Identify the lines holding "reaction" and copy them.

Figure content listings
>> Begin

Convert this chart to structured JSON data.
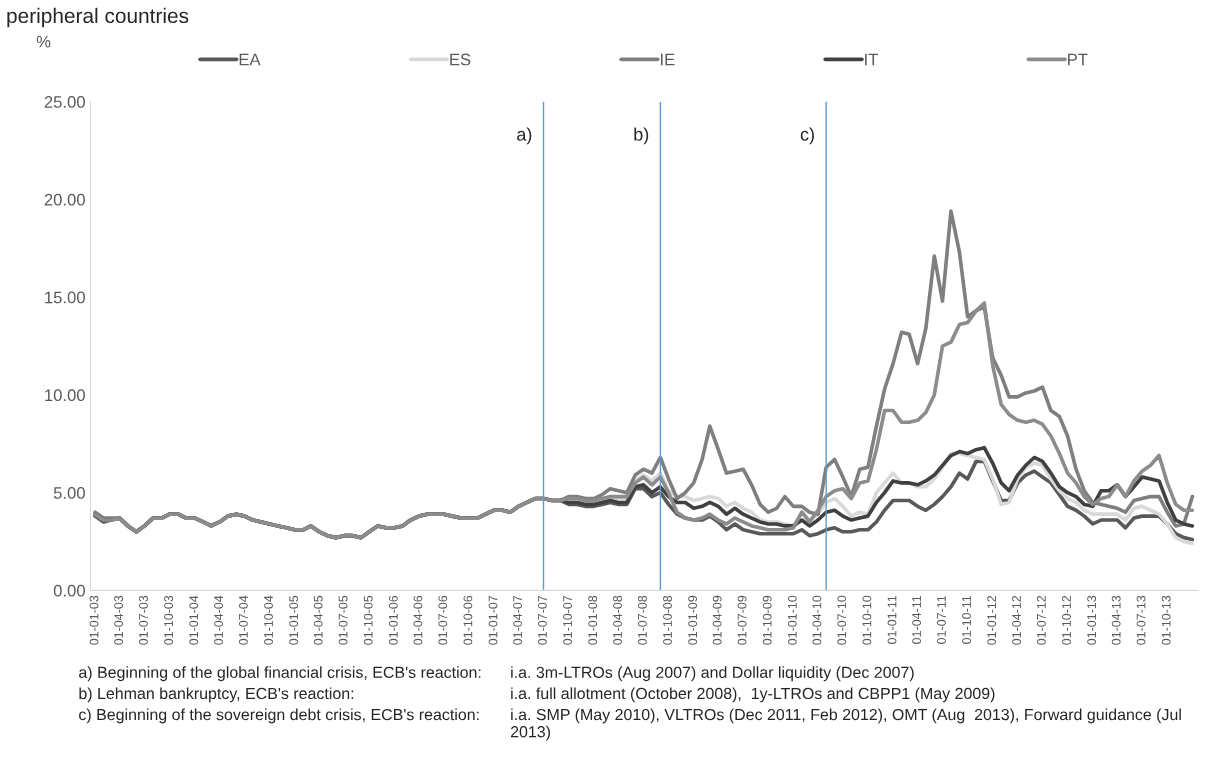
{
  "chart_data": {
    "type": "line",
    "title": "peripheral countries",
    "ylabel": "%",
    "x": [
      "2003-01",
      "2003-02",
      "2003-03",
      "2003-04",
      "2003-05",
      "2003-06",
      "2003-07",
      "2003-08",
      "2003-09",
      "2003-10",
      "2003-11",
      "2003-12",
      "2004-01",
      "2004-02",
      "2004-03",
      "2004-04",
      "2004-05",
      "2004-06",
      "2004-07",
      "2004-08",
      "2004-09",
      "2004-10",
      "2004-11",
      "2004-12",
      "2005-01",
      "2005-02",
      "2005-03",
      "2005-04",
      "2005-05",
      "2005-06",
      "2005-07",
      "2005-08",
      "2005-09",
      "2005-10",
      "2005-11",
      "2005-12",
      "2006-01",
      "2006-02",
      "2006-03",
      "2006-04",
      "2006-05",
      "2006-06",
      "2006-07",
      "2006-08",
      "2006-09",
      "2006-10",
      "2006-11",
      "2006-12",
      "2007-01",
      "2007-02",
      "2007-03",
      "2007-04",
      "2007-05",
      "2007-06",
      "2007-07",
      "2007-08",
      "2007-09",
      "2007-10",
      "2007-11",
      "2007-12",
      "2008-01",
      "2008-02",
      "2008-03",
      "2008-04",
      "2008-05",
      "2008-06",
      "2008-07",
      "2008-08",
      "2008-09",
      "2008-10",
      "2008-11",
      "2008-12",
      "2009-01",
      "2009-02",
      "2009-03",
      "2009-04",
      "2009-05",
      "2009-06",
      "2009-07",
      "2009-08",
      "2009-09",
      "2009-10",
      "2009-11",
      "2009-12",
      "2010-01",
      "2010-02",
      "2010-03",
      "2010-04",
      "2010-05",
      "2010-06",
      "2010-07",
      "2010-08",
      "2010-09",
      "2010-10",
      "2010-11",
      "2010-12",
      "2011-01",
      "2011-02",
      "2011-03",
      "2011-04",
      "2011-05",
      "2011-06",
      "2011-07",
      "2011-08",
      "2011-09",
      "2011-10",
      "2011-11",
      "2011-12",
      "2012-01",
      "2012-02",
      "2012-03",
      "2012-04",
      "2012-05",
      "2012-06",
      "2012-07",
      "2012-08",
      "2012-09",
      "2012-10",
      "2012-11",
      "2012-12",
      "2013-01",
      "2013-02",
      "2013-03",
      "2013-04",
      "2013-05",
      "2013-06",
      "2013-07",
      "2013-08",
      "2013-09",
      "2013-10",
      "2013-11",
      "2013-12",
      "2014-01"
    ],
    "series": [
      {
        "name": "EA",
        "color": "#595959",
        "values": [
          3.8,
          3.5,
          3.6,
          3.7,
          3.3,
          3.0,
          3.3,
          3.7,
          3.7,
          3.9,
          3.9,
          3.7,
          3.7,
          3.5,
          3.3,
          3.5,
          3.8,
          3.9,
          3.8,
          3.6,
          3.5,
          3.4,
          3.3,
          3.2,
          3.1,
          3.1,
          3.3,
          3.0,
          2.8,
          2.7,
          2.8,
          2.8,
          2.7,
          3.0,
          3.3,
          3.2,
          3.2,
          3.3,
          3.6,
          3.8,
          3.9,
          3.9,
          3.9,
          3.8,
          3.7,
          3.7,
          3.7,
          3.9,
          4.1,
          4.1,
          4.0,
          4.3,
          4.5,
          4.7,
          4.7,
          4.6,
          4.6,
          4.4,
          4.4,
          4.3,
          4.3,
          4.4,
          4.5,
          4.4,
          4.4,
          5.2,
          5.2,
          4.8,
          5.0,
          4.4,
          3.9,
          3.7,
          3.6,
          3.6,
          3.8,
          3.5,
          3.1,
          3.4,
          3.1,
          3.0,
          2.9,
          2.9,
          2.9,
          2.9,
          2.9,
          3.1,
          2.8,
          2.9,
          3.1,
          3.2,
          3.0,
          3.0,
          3.1,
          3.1,
          3.5,
          4.1,
          4.6,
          4.6,
          4.6,
          4.3,
          4.1,
          4.4,
          4.8,
          5.3,
          6.0,
          5.7,
          6.6,
          6.6,
          5.6,
          4.6,
          4.6,
          5.5,
          5.9,
          6.1,
          5.8,
          5.5,
          4.9,
          4.3,
          4.1,
          3.8,
          3.4,
          3.6,
          3.6,
          3.6,
          3.2,
          3.7,
          3.8,
          3.8,
          3.8,
          3.4,
          2.9,
          2.7,
          2.6
        ]
      },
      {
        "name": "ES",
        "color": "#d9d9d9",
        "values": [
          3.9,
          3.6,
          3.6,
          3.7,
          3.3,
          3.0,
          3.3,
          3.7,
          3.7,
          3.9,
          3.9,
          3.7,
          3.7,
          3.5,
          3.3,
          3.5,
          3.8,
          3.9,
          3.8,
          3.6,
          3.5,
          3.4,
          3.3,
          3.2,
          3.1,
          3.1,
          3.3,
          3.0,
          2.8,
          2.7,
          2.8,
          2.8,
          2.7,
          3.0,
          3.3,
          3.2,
          3.2,
          3.3,
          3.6,
          3.8,
          3.9,
          3.9,
          3.9,
          3.8,
          3.7,
          3.7,
          3.7,
          3.9,
          4.1,
          4.1,
          4.0,
          4.3,
          4.5,
          4.7,
          4.7,
          4.6,
          4.6,
          4.6,
          4.6,
          4.5,
          4.5,
          4.6,
          4.7,
          4.7,
          4.7,
          5.6,
          5.9,
          5.6,
          6.0,
          5.1,
          4.8,
          4.8,
          4.6,
          4.7,
          4.8,
          4.7,
          4.3,
          4.5,
          4.2,
          4.0,
          3.6,
          3.5,
          3.5,
          3.4,
          3.3,
          4.0,
          3.6,
          3.9,
          4.5,
          4.7,
          4.3,
          3.8,
          4.0,
          3.9,
          5.0,
          5.5,
          6.0,
          5.5,
          5.5,
          5.3,
          5.3,
          5.7,
          6.3,
          7.0,
          7.0,
          6.9,
          6.8,
          6.7,
          5.7,
          4.4,
          4.5,
          5.7,
          6.3,
          6.5,
          6.4,
          5.7,
          5.1,
          4.7,
          4.5,
          4.1,
          3.9,
          3.9,
          3.9,
          3.9,
          3.6,
          4.2,
          4.3,
          4.1,
          3.9,
          3.4,
          2.7,
          2.5,
          2.4
        ]
      },
      {
        "name": "IE",
        "color": "#7f7f7f",
        "values": [
          4.0,
          3.7,
          3.7,
          3.7,
          3.3,
          3.0,
          3.3,
          3.7,
          3.7,
          3.9,
          3.9,
          3.7,
          3.7,
          3.5,
          3.3,
          3.5,
          3.8,
          3.9,
          3.8,
          3.6,
          3.5,
          3.4,
          3.3,
          3.2,
          3.1,
          3.1,
          3.3,
          3.0,
          2.8,
          2.7,
          2.8,
          2.8,
          2.7,
          3.0,
          3.3,
          3.2,
          3.2,
          3.3,
          3.6,
          3.8,
          3.9,
          3.9,
          3.9,
          3.8,
          3.7,
          3.7,
          3.7,
          3.9,
          4.1,
          4.1,
          4.0,
          4.3,
          4.5,
          4.7,
          4.7,
          4.6,
          4.6,
          4.8,
          4.8,
          4.7,
          4.7,
          4.9,
          5.2,
          5.1,
          5.0,
          5.9,
          6.2,
          6.0,
          6.8,
          5.7,
          4.7,
          5.0,
          5.5,
          6.7,
          8.4,
          7.2,
          6.0,
          6.1,
          6.2,
          5.4,
          4.4,
          4.0,
          4.2,
          4.8,
          4.3,
          4.3,
          4.0,
          3.9,
          6.3,
          6.7,
          5.8,
          4.8,
          6.2,
          6.3,
          8.4,
          10.3,
          11.6,
          13.2,
          13.1,
          11.6,
          13.4,
          17.1,
          14.8,
          19.4,
          17.3,
          14.0,
          14.3,
          14.5,
          11.9,
          11.0,
          9.9,
          9.9,
          10.1,
          10.2,
          10.4,
          9.2,
          8.9,
          7.9,
          6.2,
          5.1,
          4.5,
          4.4,
          4.3,
          4.2,
          4.0,
          4.6,
          4.7,
          4.8,
          4.8,
          4.0,
          3.3,
          3.4,
          4.8
        ]
      },
      {
        "name": "IT",
        "color": "#404040",
        "values": [
          3.9,
          3.6,
          3.6,
          3.7,
          3.3,
          3.0,
          3.3,
          3.7,
          3.7,
          3.9,
          3.9,
          3.7,
          3.7,
          3.5,
          3.3,
          3.5,
          3.8,
          3.9,
          3.8,
          3.6,
          3.5,
          3.4,
          3.3,
          3.2,
          3.1,
          3.1,
          3.3,
          3.0,
          2.8,
          2.7,
          2.8,
          2.8,
          2.7,
          3.0,
          3.3,
          3.2,
          3.2,
          3.3,
          3.6,
          3.8,
          3.9,
          3.9,
          3.9,
          3.8,
          3.7,
          3.7,
          3.7,
          3.9,
          4.1,
          4.1,
          4.0,
          4.3,
          4.5,
          4.7,
          4.7,
          4.6,
          4.6,
          4.5,
          4.5,
          4.4,
          4.4,
          4.5,
          4.6,
          4.5,
          4.5,
          5.3,
          5.4,
          5.0,
          5.3,
          4.8,
          4.5,
          4.5,
          4.2,
          4.3,
          4.5,
          4.3,
          3.9,
          4.2,
          3.9,
          3.7,
          3.5,
          3.4,
          3.4,
          3.3,
          3.3,
          3.6,
          3.3,
          3.6,
          4.0,
          4.1,
          3.8,
          3.6,
          3.7,
          3.8,
          4.5,
          5.0,
          5.6,
          5.5,
          5.5,
          5.4,
          5.6,
          5.9,
          6.4,
          6.9,
          7.1,
          7.0,
          7.2,
          7.3,
          6.5,
          5.5,
          5.1,
          5.9,
          6.4,
          6.8,
          6.6,
          6.0,
          5.3,
          5.0,
          4.8,
          4.4,
          4.3,
          5.1,
          5.1,
          5.4,
          4.8,
          5.3,
          5.8,
          5.7,
          5.6,
          4.5,
          3.6,
          3.4,
          3.3
        ]
      },
      {
        "name": "PT",
        "color": "#8c8c8c",
        "values": [
          3.9,
          3.6,
          3.6,
          3.7,
          3.3,
          3.0,
          3.3,
          3.7,
          3.7,
          3.9,
          3.9,
          3.7,
          3.7,
          3.5,
          3.3,
          3.5,
          3.8,
          3.9,
          3.8,
          3.6,
          3.5,
          3.4,
          3.3,
          3.2,
          3.1,
          3.1,
          3.3,
          3.0,
          2.8,
          2.7,
          2.8,
          2.8,
          2.7,
          3.0,
          3.3,
          3.2,
          3.2,
          3.3,
          3.6,
          3.8,
          3.9,
          3.9,
          3.9,
          3.8,
          3.7,
          3.7,
          3.7,
          3.9,
          4.1,
          4.1,
          4.0,
          4.3,
          4.5,
          4.7,
          4.7,
          4.6,
          4.6,
          4.7,
          4.7,
          4.6,
          4.6,
          4.7,
          4.8,
          4.8,
          4.8,
          5.5,
          5.8,
          5.4,
          5.8,
          5.0,
          4.0,
          3.7,
          3.6,
          3.7,
          3.9,
          3.6,
          3.4,
          3.7,
          3.5,
          3.3,
          3.2,
          3.1,
          3.1,
          3.1,
          3.2,
          4.0,
          3.5,
          4.1,
          4.8,
          5.1,
          5.2,
          4.7,
          5.5,
          5.6,
          7.2,
          9.2,
          9.2,
          8.6,
          8.6,
          8.7,
          9.1,
          10.0,
          12.5,
          12.7,
          13.6,
          13.7,
          14.3,
          14.7,
          11.5,
          9.5,
          9.0,
          8.7,
          8.6,
          8.7,
          8.5,
          7.9,
          7.0,
          6.0,
          5.5,
          4.8,
          4.4,
          4.7,
          4.8,
          5.4,
          4.8,
          5.6,
          6.1,
          6.4,
          6.9,
          5.5,
          4.4,
          4.1,
          4.1
        ]
      }
    ],
    "xlim": [
      "2002-12-15",
      "2014-01-20"
    ],
    "xticks": [
      {
        "value": "2003-01",
        "label": "01-01-03"
      },
      {
        "value": "2003-04",
        "label": "01-04-03"
      },
      {
        "value": "2003-07",
        "label": "01-07-03"
      },
      {
        "value": "2003-10",
        "label": "01-10-03"
      },
      {
        "value": "2004-01",
        "label": "01-01-04"
      },
      {
        "value": "2004-04",
        "label": "01-04-04"
      },
      {
        "value": "2004-07",
        "label": "01-07-04"
      },
      {
        "value": "2004-10",
        "label": "01-10-04"
      },
      {
        "value": "2005-01",
        "label": "01-01-05"
      },
      {
        "value": "2005-04",
        "label": "01-04-05"
      },
      {
        "value": "2005-07",
        "label": "01-07-05"
      },
      {
        "value": "2005-10",
        "label": "01-10-05"
      },
      {
        "value": "2006-01",
        "label": "01-01-06"
      },
      {
        "value": "2006-04",
        "label": "01-04-06"
      },
      {
        "value": "2006-07",
        "label": "01-07-06"
      },
      {
        "value": "2006-10",
        "label": "01-10-06"
      },
      {
        "value": "2007-01",
        "label": "01-01-07"
      },
      {
        "value": "2007-04",
        "label": "01-04-07"
      },
      {
        "value": "2007-07",
        "label": "01-07-07"
      },
      {
        "value": "2007-10",
        "label": "01-10-07"
      },
      {
        "value": "2008-01",
        "label": "01-01-08"
      },
      {
        "value": "2008-04",
        "label": "01-04-08"
      },
      {
        "value": "2008-07",
        "label": "01-07-08"
      },
      {
        "value": "2008-10",
        "label": "01-10-08"
      },
      {
        "value": "2009-01",
        "label": "01-01-09"
      },
      {
        "value": "2009-04",
        "label": "01-04-09"
      },
      {
        "value": "2009-07",
        "label": "01-07-09"
      },
      {
        "value": "2009-10",
        "label": "01-10-09"
      },
      {
        "value": "2010-01",
        "label": "01-01-10"
      },
      {
        "value": "2010-04",
        "label": "01-04-10"
      },
      {
        "value": "2010-07",
        "label": "01-07-10"
      },
      {
        "value": "2010-10",
        "label": "01-10-10"
      },
      {
        "value": "2011-01",
        "label": "01-01-11"
      },
      {
        "value": "2011-04",
        "label": "01-04-11"
      },
      {
        "value": "2011-07",
        "label": "01-07-11"
      },
      {
        "value": "2011-10",
        "label": "01-10-11"
      },
      {
        "value": "2012-01",
        "label": "01-01-12"
      },
      {
        "value": "2012-04",
        "label": "01-04-12"
      },
      {
        "value": "2012-07",
        "label": "01-07-12"
      },
      {
        "value": "2012-10",
        "label": "01-10-12"
      },
      {
        "value": "2013-01",
        "label": "01-01-13"
      },
      {
        "value": "2013-04",
        "label": "01-04-13"
      },
      {
        "value": "2013-07",
        "label": "01-07-13"
      },
      {
        "value": "2013-10",
        "label": "01-10-13"
      }
    ],
    "ylim": [
      0,
      25
    ],
    "yticks": [
      {
        "value": 0,
        "label": "0.00"
      },
      {
        "value": 5,
        "label": "5.00"
      },
      {
        "value": 10,
        "label": "10.00"
      },
      {
        "value": 15,
        "label": "15.00"
      },
      {
        "value": 20,
        "label": "20.00"
      },
      {
        "value": 25,
        "label": "25.00"
      }
    ],
    "ref_lines": [
      {
        "axis": "x",
        "value": "2007-07",
        "label": "a)",
        "color": "#5b9bd5"
      },
      {
        "axis": "x",
        "value": "2008-09",
        "label": "b)",
        "color": "#5b9bd5"
      },
      {
        "axis": "x",
        "value": "2010-05",
        "label": "c)",
        "color": "#5b9bd5"
      }
    ],
    "annotations": [
      "a) Beginning of the global financial crisis, ECB's reaction:",
      "i.a. 3m-LTROs (Aug 2007) and Dollar liquidity (Dec 2007)",
      "b) Lehman bankruptcy, ECB's reaction:",
      "i.a. full allotment (October 2008),  1y-LTROs and CBPP1 (May 2009)",
      "c) Beginning of the sovereign debt crisis, ECB's reaction:",
      "i.a. SMP (May 2010), VLTROs (Dec 2011, Feb 2012), OMT (Aug  2013), Forward guidance (Jul 2013)"
    ],
    "legend": "top",
    "grid": false,
    "marker": "none",
    "line_style": "solid"
  }
}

>> End

Answer to this exercise
      "a) Beginning of the global financial crisis, ECB's reaction:",
      "b) Lehman bankruptcy, ECB's reaction:",
      "c) Beginning of the sovereign debt crisis, ECB's reaction:",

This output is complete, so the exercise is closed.